===== Extracted text
The p-value in excess of 0.05 for the Shapiro-Wilk normality test supports the null hypothesis of normal distribution of residuals. We come to the same conclusion by noticing that the qq-plot displays a straight line. No pattern is apparent on the plot of residuals against the predicted values, or the risiduals over time. Therefore, we consider the model adequate.

However, the ACF plot we notice that the residuals are showing some seasonality. We will continue by attempting to capture this in our model.

2 Add a seasonal component

month <- as.factor(cycle(sales)) # Introducing month as the season
# cycle(sales) # Introducing month as the season

reg1 <- lm(sales~t + I(t^2) + month) # Just model quadratic trend

par(mfrow=c(1,1))
plot(sales, main = "Time Series with Trend and Season ")
points(t,predict.lm(reg1),type='l',col='red') # superimpose the fit of model reg0 on the plot of the data

print(paste("r-squared = ", summary(reg1)$r.squared))
## [1] "r-squared =  0.95294470661997"

The model is fitting the data very well. 95% of the variation in the observed values is explained by our model. We also observe that all of the estimates are significant at the .05 significance level

We will now check the diagnostics of the residials to check if this model meets the model assumptions.

par(mfrow=c(2,2)) # Dividing the plotting page into 4 panels
plot(reg1$fitted, reg1$residuals,main="Residuals vs Fitted", xlab = "Fitted", ylab = "Residuals") # plot of fitted values vs residuals
qqnorm(reg1$residuals) #qq-plot of residuals
qqline(reg1$residuals,col="blue") # plotting the line, along which the dots in qq-plot should lie
plot(reg1$residuals,main = "Residuals vs Time", ylab = "Residuals") # plotting the residuals vs time
abline(h=0,lty=2,col ="blue") # plotting a horizontal line at 0
acf(reg1$residuals,main="ACF plot of Residuals")#sample acf plot of residuals

shapiro.test(reg1$residuals)
==========
■ Work request 1
In the sales time series walkthrough, what r-squared value is printed for the model with the seasonal component?
■ Work request 2
Please retype the sales time series walkthrough between "2 Add a seasonal" and "par(mfrow=c(1,1))", inclusive.
■ Work request 3
Write what comes next in the sales time series walkthrough, picking up after its final line.
The rows are separate material, unrelated to the sales time series walkthrough.
===== Data shown
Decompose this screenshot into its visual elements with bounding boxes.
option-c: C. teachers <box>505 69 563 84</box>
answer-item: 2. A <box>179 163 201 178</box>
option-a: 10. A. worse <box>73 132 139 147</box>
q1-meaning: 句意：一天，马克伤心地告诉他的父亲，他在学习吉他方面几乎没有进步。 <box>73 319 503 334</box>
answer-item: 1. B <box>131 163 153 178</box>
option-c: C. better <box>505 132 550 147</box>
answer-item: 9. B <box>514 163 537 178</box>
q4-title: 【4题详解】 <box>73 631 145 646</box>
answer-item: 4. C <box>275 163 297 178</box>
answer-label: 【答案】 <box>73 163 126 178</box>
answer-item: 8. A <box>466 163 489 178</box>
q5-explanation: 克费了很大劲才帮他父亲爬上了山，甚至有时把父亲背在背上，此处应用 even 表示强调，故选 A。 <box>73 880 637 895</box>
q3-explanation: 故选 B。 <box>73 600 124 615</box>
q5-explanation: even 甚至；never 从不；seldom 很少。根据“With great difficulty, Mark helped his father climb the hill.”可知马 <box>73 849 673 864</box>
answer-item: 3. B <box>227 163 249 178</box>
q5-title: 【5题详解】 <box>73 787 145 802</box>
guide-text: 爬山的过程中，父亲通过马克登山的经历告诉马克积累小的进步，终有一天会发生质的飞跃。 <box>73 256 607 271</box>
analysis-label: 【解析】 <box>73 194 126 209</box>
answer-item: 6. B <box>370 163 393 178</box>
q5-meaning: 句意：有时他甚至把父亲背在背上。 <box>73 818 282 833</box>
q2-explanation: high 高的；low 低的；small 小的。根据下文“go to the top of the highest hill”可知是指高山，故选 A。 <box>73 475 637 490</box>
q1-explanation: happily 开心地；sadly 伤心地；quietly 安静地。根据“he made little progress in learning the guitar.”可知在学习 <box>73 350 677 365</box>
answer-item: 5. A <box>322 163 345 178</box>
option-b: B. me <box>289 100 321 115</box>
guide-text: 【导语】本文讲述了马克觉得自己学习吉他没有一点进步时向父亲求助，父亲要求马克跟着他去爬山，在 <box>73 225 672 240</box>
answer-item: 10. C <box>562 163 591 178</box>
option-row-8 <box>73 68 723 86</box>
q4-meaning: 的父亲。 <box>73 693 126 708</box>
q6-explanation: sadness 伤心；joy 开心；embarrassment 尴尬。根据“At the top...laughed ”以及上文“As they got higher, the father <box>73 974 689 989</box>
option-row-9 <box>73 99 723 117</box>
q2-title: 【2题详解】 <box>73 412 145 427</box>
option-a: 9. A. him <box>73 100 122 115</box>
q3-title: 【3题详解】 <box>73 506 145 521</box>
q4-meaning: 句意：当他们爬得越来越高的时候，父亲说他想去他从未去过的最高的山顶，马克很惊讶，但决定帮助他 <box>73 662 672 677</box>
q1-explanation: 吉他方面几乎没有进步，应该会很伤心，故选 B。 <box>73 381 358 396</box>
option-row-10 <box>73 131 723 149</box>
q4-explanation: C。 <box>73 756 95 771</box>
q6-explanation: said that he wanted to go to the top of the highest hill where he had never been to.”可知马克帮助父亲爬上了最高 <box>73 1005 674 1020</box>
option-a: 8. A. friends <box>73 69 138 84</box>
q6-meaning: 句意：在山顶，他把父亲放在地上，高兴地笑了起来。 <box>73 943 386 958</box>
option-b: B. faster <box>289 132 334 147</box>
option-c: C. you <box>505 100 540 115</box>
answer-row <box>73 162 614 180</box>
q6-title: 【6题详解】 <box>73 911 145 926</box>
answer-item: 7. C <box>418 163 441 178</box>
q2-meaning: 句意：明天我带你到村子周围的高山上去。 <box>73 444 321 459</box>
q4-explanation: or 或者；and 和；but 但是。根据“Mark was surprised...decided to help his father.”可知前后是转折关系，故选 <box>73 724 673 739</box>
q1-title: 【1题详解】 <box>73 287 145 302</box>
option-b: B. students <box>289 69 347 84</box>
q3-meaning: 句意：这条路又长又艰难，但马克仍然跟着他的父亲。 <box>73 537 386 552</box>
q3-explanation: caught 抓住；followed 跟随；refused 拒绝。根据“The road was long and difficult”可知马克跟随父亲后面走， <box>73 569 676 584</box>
==========
■ Task response 1
0.95294470661997

■ Task response 2
2 Add a seasonal component

month <- as.factor(cycle(sales)) # Introducing month as the season
# cycle(sales) # Introducing month as the season

reg1 <- lm(sales~t + I(t^2) + month) # Just model quadratic trend

par(mfrow=c(1,1))

■ Task response 3
## 
##  Shapiro-Wilk normality test
## 
## data:  reg1$residuals
## W = 0.9899, p-value = 0.3871

The p-value in excess of 0.05 for the Shapiro-Wilk normality test supports the null hypothesis of normal distribution of residuals. We come to the same conclusion by noticing that the qq-plot displays a straight line. No pattern is apparent on the plot of residuals against the predicted values, or the risiduals over time. Therefore, we consider the model adequate.

In the ACF plot we notice that the residuals do not contain the seasonality, as we have succesfully captured this in the model. However the residials are still showing correlation over time, at lag 1-4.

3 Compare the fit of the models

The second model clearly fits the observed data better as it accounts for both the trend and seasonal nature of the data. It has a higher \(R^2\), and all the predictors are significant.

Neither of the models satisfy all of the fundemental assumptions of least squares regression as the error terms were correlated with the past error terms.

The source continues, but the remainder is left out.